Data records
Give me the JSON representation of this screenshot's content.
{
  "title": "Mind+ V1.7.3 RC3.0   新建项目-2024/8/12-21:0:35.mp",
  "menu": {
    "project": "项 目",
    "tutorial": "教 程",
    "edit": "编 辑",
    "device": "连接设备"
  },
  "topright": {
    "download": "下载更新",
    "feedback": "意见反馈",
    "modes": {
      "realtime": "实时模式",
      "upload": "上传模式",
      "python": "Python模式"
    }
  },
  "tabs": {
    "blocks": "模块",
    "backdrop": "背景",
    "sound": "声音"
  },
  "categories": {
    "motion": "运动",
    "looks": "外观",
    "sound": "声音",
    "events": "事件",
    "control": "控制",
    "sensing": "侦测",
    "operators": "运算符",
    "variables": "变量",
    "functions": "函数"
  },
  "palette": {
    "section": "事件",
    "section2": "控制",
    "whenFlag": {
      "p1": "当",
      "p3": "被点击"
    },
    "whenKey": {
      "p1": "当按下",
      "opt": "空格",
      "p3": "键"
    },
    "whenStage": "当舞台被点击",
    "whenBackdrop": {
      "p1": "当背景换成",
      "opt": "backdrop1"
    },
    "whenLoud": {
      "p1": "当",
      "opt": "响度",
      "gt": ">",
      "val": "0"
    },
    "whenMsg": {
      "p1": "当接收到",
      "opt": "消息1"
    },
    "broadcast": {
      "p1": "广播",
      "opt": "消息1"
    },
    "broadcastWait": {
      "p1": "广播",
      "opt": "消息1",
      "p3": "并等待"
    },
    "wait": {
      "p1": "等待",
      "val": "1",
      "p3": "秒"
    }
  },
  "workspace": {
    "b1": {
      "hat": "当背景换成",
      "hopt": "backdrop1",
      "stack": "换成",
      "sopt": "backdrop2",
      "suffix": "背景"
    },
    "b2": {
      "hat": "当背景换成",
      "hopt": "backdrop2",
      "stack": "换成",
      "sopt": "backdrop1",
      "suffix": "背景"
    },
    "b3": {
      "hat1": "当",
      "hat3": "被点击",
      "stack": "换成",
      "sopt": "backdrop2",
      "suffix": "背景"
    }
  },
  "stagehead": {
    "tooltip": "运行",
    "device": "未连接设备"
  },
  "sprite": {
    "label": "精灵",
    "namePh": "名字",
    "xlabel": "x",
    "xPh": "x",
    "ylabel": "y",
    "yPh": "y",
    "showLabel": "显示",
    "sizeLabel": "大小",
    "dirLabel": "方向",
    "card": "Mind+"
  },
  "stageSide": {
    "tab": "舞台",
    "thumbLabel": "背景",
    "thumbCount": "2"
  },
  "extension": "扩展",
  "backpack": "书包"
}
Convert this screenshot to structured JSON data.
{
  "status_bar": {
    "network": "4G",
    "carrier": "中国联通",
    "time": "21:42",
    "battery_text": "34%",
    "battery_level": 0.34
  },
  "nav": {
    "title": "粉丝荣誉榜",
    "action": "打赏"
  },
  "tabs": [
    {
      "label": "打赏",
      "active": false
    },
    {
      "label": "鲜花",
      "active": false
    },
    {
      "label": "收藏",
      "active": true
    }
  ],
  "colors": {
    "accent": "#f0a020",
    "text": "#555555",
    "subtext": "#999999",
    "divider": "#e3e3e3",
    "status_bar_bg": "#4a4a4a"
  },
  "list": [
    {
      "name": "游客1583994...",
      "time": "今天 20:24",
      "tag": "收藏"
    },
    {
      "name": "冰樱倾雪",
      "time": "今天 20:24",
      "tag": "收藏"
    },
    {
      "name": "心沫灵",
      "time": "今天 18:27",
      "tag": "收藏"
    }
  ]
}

* _Challenge_:
From the line containing "Convert this screenshot" down to the last line, reproduce the records exactly. Include both ends.

* _Solution for this problem_:
Convert this screenshot to structured JSON data.
{
  "status_bar": {
    "network": "4G",
    "carrier": "中国联通",
    "time": "21:42",
    "battery_text": "34%",
    "battery_level": 0.34
  },
  "nav": {
    "title": "粉丝荣誉榜",
    "action": "打赏"
  },
  "tabs": [
    {
      "label": "打赏",
      "active": false
    },
    {
      "label": "鲜花",
      "active": false
    },
    {
      "label": "收藏",
      "active": true
    }
  ],
  "colors": {
    "accent": "#f0a020",
    "text": "#555555",
    "subtext": "#999999",
    "divider": "#e3e3e3",
    "status_bar_bg": "#4a4a4a"
  },
  "list": [
    {
      "name": "游客1583994...",
      "time": "今天 20:24",
      "tag": "收藏"
    },
    {
      "name": "冰樱倾雪",
      "time": "今天 20:24",
      "tag": "收藏"
    },
    {
      "name": "心沫灵",
      "time": "今天 18:27",
      "tag": "收藏"
    }
  ]
}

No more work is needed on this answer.